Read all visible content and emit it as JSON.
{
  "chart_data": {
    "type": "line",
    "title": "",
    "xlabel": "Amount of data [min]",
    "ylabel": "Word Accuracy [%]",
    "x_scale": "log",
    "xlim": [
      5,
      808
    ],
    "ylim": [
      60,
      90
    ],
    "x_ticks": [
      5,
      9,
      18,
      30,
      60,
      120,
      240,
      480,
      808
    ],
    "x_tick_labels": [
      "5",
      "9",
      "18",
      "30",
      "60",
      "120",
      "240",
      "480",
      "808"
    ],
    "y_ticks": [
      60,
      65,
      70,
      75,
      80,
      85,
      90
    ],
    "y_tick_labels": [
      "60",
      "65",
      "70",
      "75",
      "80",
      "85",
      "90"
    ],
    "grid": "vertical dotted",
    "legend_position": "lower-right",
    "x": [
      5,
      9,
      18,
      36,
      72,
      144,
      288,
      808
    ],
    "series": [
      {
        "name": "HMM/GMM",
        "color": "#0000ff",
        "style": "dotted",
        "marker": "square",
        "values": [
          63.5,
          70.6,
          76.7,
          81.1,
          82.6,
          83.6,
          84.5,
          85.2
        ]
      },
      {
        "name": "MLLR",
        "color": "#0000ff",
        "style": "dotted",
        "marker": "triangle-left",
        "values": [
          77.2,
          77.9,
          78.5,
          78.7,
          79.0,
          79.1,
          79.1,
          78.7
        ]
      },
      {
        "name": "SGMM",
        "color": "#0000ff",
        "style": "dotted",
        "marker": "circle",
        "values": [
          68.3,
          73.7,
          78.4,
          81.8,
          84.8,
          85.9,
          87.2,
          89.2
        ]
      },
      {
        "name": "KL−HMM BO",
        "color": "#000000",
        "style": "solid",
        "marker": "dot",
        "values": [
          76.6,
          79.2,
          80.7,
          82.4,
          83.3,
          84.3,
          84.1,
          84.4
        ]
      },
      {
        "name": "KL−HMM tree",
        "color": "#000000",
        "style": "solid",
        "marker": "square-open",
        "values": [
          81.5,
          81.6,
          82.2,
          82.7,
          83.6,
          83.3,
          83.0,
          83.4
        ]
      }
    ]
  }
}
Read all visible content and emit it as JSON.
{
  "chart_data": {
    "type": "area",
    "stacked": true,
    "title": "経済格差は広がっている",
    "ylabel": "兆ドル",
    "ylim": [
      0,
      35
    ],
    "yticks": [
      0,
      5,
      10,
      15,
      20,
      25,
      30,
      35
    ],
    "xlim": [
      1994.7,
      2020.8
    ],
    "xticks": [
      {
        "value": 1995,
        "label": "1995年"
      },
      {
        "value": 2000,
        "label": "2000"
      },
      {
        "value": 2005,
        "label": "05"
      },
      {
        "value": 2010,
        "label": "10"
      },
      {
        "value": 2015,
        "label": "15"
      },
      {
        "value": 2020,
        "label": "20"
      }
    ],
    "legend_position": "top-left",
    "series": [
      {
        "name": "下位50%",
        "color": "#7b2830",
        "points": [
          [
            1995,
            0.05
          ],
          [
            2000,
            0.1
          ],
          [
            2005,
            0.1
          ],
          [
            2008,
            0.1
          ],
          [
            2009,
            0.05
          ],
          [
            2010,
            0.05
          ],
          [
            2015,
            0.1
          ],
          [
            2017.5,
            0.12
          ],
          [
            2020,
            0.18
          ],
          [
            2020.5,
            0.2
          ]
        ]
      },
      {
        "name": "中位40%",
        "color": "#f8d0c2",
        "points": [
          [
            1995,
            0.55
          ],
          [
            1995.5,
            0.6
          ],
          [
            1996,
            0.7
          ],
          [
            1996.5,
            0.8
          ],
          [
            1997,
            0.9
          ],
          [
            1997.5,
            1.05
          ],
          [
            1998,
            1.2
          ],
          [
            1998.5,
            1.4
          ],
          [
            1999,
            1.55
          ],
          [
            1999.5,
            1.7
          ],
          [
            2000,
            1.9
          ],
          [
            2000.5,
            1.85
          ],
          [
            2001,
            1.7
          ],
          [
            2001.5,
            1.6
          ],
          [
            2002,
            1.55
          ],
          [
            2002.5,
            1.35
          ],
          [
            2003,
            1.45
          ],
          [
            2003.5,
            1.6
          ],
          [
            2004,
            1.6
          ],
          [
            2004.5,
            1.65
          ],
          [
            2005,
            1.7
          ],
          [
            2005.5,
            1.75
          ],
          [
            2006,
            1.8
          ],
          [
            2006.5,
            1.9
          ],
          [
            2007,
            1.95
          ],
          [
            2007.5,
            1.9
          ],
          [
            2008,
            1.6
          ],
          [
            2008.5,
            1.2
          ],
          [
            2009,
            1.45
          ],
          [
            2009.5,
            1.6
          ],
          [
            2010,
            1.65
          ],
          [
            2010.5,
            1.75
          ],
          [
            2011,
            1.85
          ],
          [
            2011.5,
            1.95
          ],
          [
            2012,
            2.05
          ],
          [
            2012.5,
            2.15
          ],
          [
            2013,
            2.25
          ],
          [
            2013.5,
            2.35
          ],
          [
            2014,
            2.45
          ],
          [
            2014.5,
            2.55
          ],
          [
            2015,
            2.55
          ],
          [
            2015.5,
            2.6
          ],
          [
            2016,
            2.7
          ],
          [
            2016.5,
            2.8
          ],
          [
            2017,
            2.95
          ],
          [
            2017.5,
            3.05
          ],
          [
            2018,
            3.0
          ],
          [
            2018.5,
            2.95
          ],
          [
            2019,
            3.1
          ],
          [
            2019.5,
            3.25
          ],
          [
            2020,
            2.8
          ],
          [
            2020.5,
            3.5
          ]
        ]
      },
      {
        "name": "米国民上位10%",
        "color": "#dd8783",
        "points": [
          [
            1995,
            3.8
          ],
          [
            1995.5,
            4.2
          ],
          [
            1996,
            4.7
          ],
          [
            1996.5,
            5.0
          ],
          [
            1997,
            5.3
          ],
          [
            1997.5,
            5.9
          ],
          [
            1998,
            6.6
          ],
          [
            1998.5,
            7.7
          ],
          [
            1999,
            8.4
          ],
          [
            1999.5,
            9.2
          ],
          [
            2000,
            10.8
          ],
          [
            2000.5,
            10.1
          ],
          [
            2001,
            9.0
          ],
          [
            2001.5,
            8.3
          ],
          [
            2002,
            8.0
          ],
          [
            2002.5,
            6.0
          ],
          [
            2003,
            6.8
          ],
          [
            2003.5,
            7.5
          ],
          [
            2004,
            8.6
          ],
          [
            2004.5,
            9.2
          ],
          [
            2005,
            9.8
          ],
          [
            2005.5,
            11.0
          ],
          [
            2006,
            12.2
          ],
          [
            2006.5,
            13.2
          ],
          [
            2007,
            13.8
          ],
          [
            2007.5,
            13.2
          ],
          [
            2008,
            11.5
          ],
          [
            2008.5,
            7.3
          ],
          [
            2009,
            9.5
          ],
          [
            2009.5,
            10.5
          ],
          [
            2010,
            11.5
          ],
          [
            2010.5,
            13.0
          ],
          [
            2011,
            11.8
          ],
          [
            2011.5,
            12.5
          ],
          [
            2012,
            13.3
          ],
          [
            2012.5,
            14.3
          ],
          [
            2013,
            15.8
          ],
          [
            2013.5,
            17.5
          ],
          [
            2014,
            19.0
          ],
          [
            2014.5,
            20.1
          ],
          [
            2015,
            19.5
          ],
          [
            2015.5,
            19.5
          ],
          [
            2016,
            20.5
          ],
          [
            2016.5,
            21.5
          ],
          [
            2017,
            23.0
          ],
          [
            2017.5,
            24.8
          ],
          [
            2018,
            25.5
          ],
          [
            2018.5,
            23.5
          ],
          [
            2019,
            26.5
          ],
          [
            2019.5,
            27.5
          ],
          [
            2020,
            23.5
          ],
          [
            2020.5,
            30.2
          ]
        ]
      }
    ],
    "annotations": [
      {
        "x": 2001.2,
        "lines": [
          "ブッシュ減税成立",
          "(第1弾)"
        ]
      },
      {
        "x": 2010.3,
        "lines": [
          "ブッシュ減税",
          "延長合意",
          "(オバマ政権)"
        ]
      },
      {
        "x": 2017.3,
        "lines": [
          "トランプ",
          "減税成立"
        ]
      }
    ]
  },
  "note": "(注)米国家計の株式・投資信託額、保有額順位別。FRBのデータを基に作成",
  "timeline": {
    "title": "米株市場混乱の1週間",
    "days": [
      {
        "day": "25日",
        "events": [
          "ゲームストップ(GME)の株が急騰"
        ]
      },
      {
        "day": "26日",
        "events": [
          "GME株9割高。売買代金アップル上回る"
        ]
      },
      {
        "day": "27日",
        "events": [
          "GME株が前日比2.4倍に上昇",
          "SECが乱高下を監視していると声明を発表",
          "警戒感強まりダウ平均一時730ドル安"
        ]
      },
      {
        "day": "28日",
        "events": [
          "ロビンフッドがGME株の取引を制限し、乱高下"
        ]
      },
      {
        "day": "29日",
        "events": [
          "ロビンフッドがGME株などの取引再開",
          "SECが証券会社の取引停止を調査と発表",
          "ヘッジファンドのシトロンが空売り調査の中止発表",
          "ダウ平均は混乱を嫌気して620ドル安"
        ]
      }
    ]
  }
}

────────────────

▶ Task to carry out
Check each line of the records above for the string "name", and report every line that has it.

▶ Exercise answer
        "name": "HMM/GMM",
        "name": "MLLR",
        "name": "SGMM",
        "name": "KL−HMM BO",
        "name": "KL−HMM tree",
        "name": "下位50%",
        "name": "中位40%",
        "name": "米国民上位10%",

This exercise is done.